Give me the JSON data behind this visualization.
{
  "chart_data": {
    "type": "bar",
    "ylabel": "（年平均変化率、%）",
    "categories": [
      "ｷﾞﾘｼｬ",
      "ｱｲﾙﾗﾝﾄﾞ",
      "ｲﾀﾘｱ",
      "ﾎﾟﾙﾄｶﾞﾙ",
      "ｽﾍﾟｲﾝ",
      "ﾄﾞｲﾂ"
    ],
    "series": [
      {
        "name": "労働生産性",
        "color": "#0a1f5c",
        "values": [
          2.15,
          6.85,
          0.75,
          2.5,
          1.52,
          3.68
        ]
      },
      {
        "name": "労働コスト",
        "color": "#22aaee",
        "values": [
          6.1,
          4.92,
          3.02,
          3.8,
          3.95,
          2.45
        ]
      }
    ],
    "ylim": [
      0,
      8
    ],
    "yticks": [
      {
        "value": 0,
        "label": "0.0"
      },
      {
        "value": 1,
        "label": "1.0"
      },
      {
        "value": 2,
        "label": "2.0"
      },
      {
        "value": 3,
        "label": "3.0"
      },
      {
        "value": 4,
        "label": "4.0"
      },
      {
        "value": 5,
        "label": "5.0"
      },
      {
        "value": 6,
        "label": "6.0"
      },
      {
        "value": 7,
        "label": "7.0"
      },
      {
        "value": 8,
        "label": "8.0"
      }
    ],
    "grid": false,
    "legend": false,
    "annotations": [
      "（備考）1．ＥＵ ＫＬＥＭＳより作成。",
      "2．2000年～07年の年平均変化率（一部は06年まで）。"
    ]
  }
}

——

» CHALLENGE
Every line of the data above should be reproduced word for word.

» EXERCISE ANSWER
Give me the JSON data behind this visualization.
{
  "chart_data": {
    "type": "bar",
    "ylabel": "（年平均変化率、%）",
    "categories": [
      "ｷﾞﾘｼｬ",
      "ｱｲﾙﾗﾝﾄﾞ",
      "ｲﾀﾘｱ",
      "ﾎﾟﾙﾄｶﾞﾙ",
      "ｽﾍﾟｲﾝ",
      "ﾄﾞｲﾂ"
    ],
    "series": [
      {
        "name": "労働生産性",
        "color": "#0a1f5c",
        "values": [
          2.15,
          6.85,
          0.75,
          2.5,
          1.52,
          3.68
        ]
      },
      {
        "name": "労働コスト",
        "color": "#22aaee",
        "values": [
          6.1,
          4.92,
          3.02,
          3.8,
          3.95,
          2.45
        ]
      }
    ],
    "ylim": [
      0,
      8
    ],
    "yticks": [
      {
        "value": 0,
        "label": "0.0"
      },
      {
        "value": 1,
        "label": "1.0"
      },
      {
        "value": 2,
        "label": "2.0"
      },
      {
        "value": 3,
        "label": "3.0"
      },
      {
        "value": 4,
        "label": "4.0"
      },
      {
        "value": 5,
        "label": "5.0"
      },
      {
        "value": 6,
        "label": "6.0"
      },
      {
        "value": 7,
        "label": "7.0"
      },
      {
        "value": 8,
        "label": "8.0"
      }
    ],
    "grid": false,
    "legend": false,
    "annotations": [
      "（備考）1．ＥＵ ＫＬＥＭＳより作成。",
      "2．2000年～07年の年平均変化率（一部は06年まで）。"
    ]
  }
}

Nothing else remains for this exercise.